Dataset listings of figures

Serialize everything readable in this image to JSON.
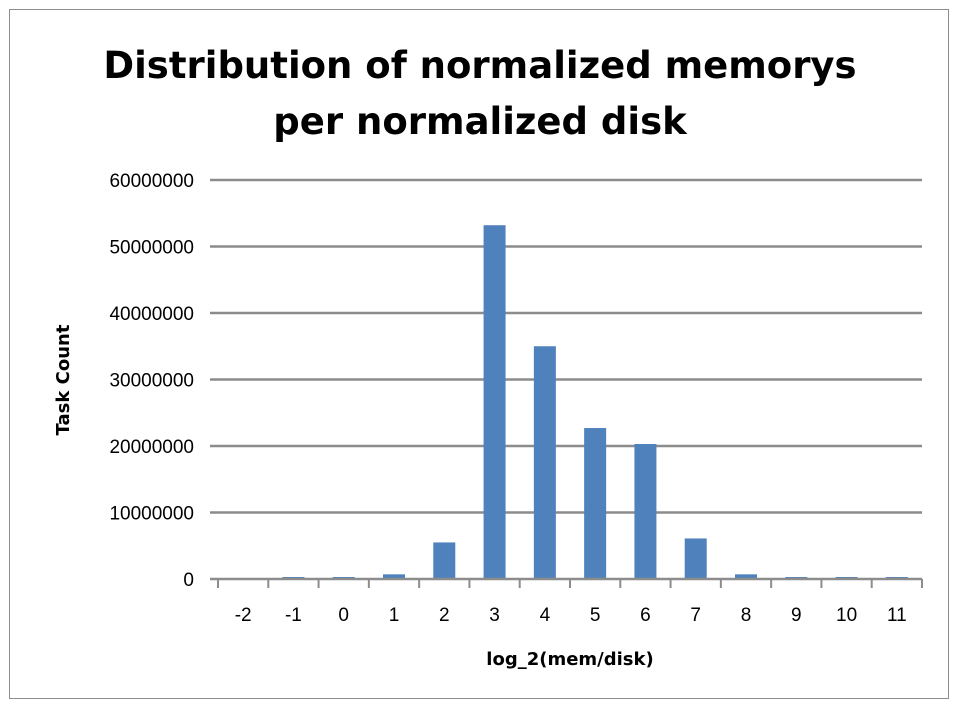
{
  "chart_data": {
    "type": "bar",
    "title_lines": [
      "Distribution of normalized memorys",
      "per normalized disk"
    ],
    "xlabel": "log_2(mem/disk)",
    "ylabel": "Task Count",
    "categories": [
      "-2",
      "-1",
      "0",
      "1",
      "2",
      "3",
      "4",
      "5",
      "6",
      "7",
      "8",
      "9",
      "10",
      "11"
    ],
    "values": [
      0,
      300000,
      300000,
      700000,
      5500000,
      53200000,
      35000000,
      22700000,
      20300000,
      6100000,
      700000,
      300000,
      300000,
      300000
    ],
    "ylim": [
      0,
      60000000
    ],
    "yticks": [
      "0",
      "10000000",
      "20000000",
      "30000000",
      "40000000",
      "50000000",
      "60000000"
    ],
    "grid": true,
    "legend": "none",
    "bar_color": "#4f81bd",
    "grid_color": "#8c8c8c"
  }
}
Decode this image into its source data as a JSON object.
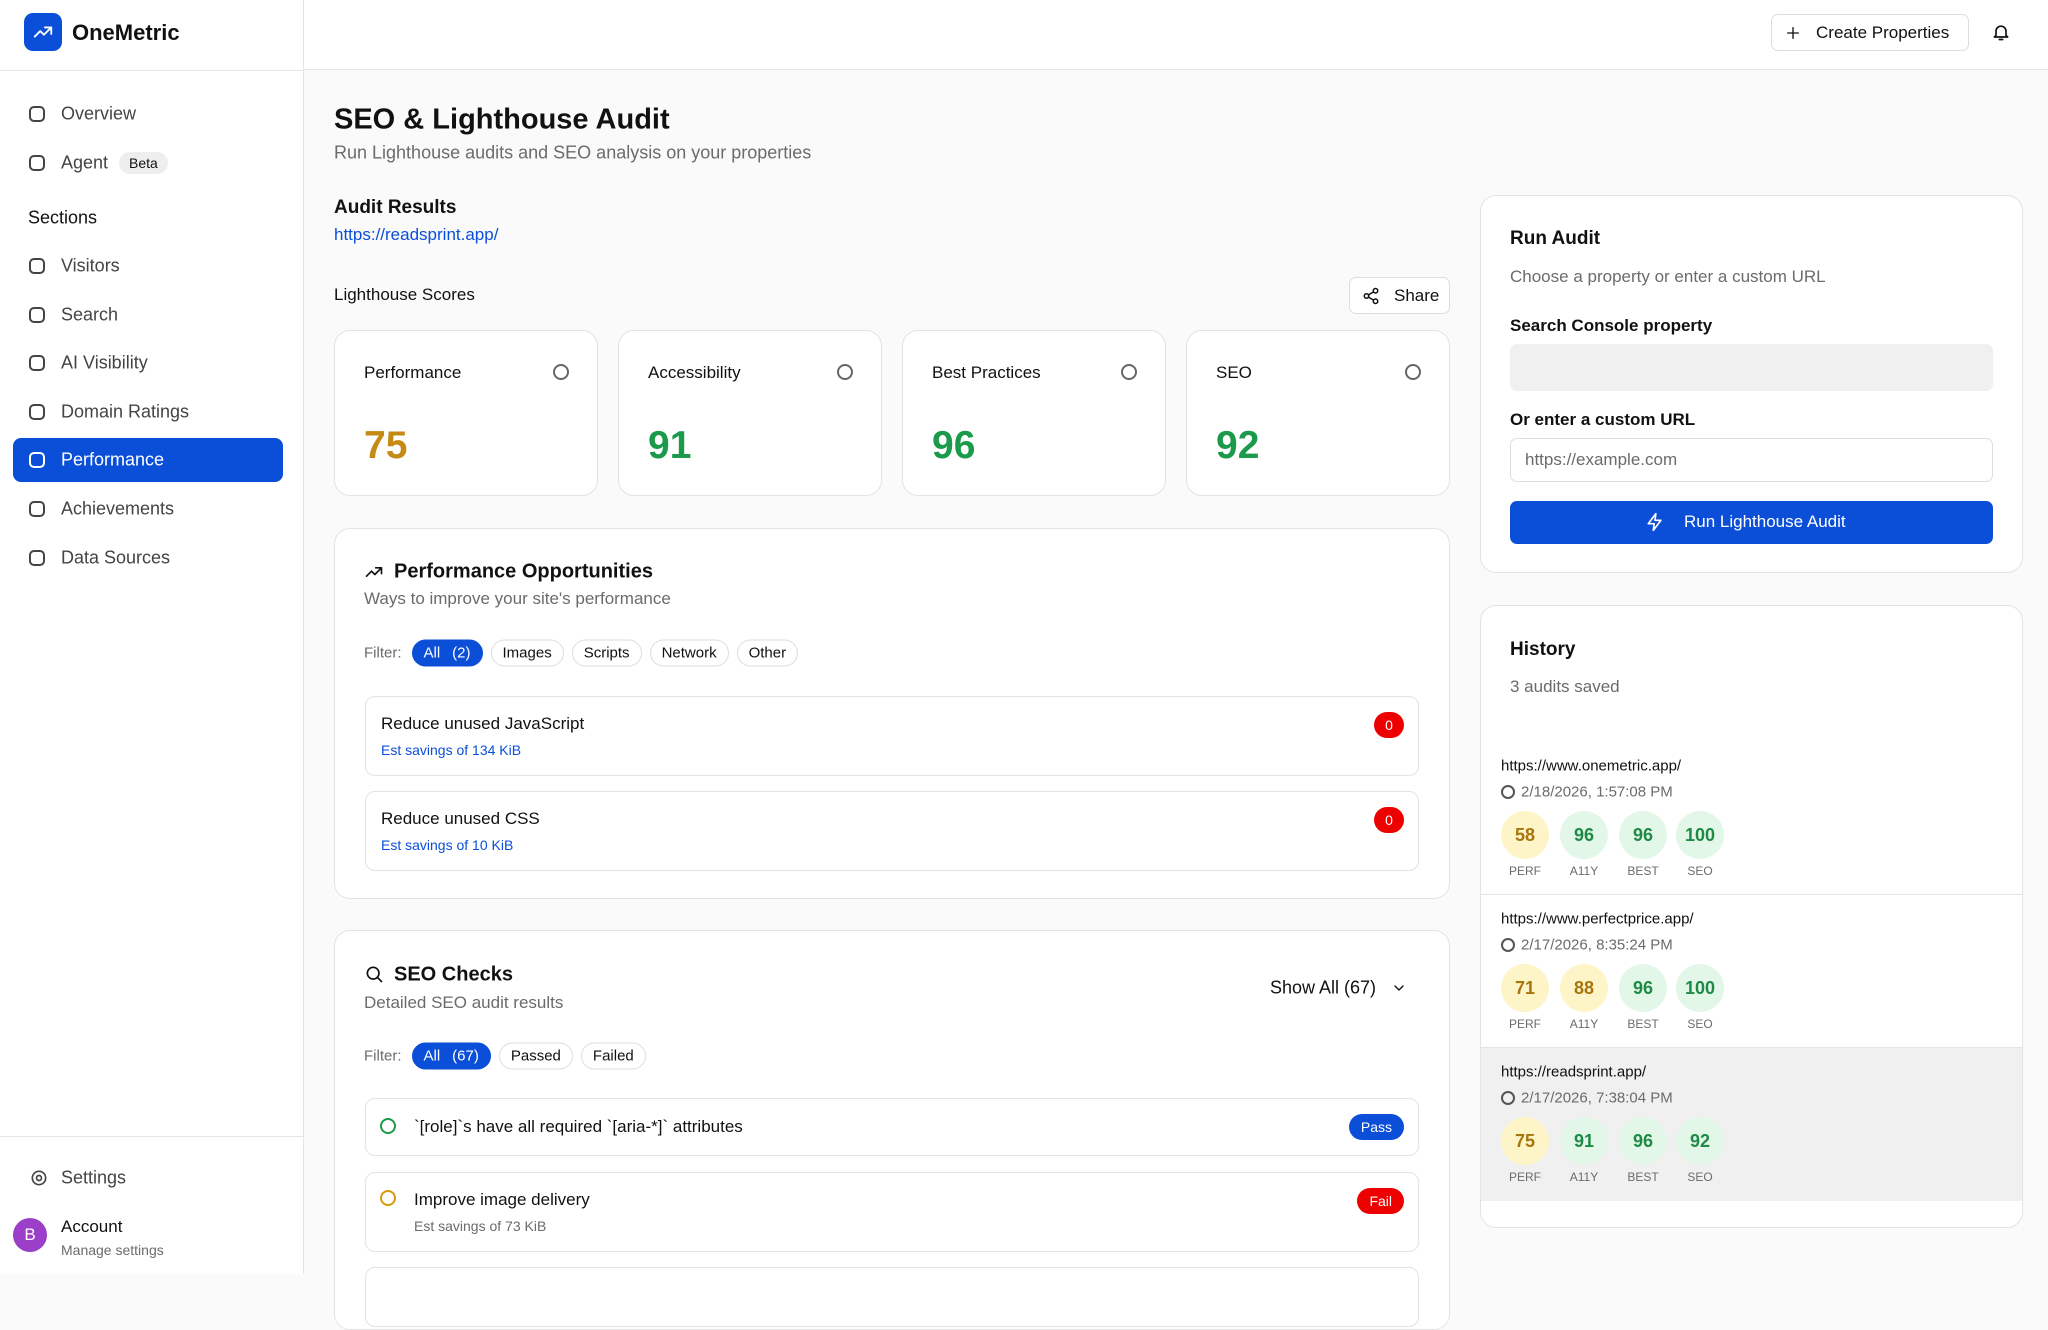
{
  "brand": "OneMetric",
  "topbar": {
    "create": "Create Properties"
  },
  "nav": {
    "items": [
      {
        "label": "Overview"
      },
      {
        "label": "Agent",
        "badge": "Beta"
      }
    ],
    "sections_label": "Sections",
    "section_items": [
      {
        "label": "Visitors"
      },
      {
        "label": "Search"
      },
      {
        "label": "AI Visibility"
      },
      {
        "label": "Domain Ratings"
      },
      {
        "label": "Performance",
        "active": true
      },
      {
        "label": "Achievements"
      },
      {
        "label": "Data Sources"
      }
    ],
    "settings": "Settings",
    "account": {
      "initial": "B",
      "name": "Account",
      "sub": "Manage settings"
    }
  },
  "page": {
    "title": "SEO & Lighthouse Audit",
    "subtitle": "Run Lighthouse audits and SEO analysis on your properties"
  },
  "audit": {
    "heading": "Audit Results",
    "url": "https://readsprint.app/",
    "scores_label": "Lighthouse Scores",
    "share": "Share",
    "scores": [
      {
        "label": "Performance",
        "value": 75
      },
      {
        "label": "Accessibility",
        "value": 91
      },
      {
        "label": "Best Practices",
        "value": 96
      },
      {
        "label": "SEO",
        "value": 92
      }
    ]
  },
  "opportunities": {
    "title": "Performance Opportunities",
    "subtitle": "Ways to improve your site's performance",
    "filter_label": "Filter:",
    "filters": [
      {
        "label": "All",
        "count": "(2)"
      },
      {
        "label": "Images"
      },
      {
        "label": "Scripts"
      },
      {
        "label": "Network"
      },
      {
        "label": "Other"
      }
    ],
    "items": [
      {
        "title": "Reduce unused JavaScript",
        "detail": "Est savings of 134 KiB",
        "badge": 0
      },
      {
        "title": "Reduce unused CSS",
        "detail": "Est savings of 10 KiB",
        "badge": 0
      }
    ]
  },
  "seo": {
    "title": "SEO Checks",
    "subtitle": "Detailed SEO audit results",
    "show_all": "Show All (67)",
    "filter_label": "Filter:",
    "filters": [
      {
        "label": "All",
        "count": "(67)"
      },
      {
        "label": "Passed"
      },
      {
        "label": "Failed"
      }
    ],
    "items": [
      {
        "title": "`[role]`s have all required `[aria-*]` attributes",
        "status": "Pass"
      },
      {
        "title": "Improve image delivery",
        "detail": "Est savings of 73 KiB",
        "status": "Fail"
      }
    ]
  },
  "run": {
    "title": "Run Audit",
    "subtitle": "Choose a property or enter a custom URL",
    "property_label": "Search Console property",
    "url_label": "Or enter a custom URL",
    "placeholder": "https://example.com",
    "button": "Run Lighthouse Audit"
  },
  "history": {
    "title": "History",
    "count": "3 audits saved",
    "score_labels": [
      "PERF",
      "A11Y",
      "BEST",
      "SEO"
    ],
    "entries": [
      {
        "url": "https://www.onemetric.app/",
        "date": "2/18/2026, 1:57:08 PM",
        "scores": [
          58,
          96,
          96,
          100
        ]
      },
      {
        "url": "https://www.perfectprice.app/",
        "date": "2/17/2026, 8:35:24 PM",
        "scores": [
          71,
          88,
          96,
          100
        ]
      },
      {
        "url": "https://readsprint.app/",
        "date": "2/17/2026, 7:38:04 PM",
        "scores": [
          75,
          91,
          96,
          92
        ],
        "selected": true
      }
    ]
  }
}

INSTRUCTION — Pull out every line holding "your" from the records above, and copy it.

OUTPUT OF THE EXERCISE —
    "subtitle": "Run Lighthouse audits and SEO analysis on your properties"
    "subtitle": "Ways to improve your site's performance",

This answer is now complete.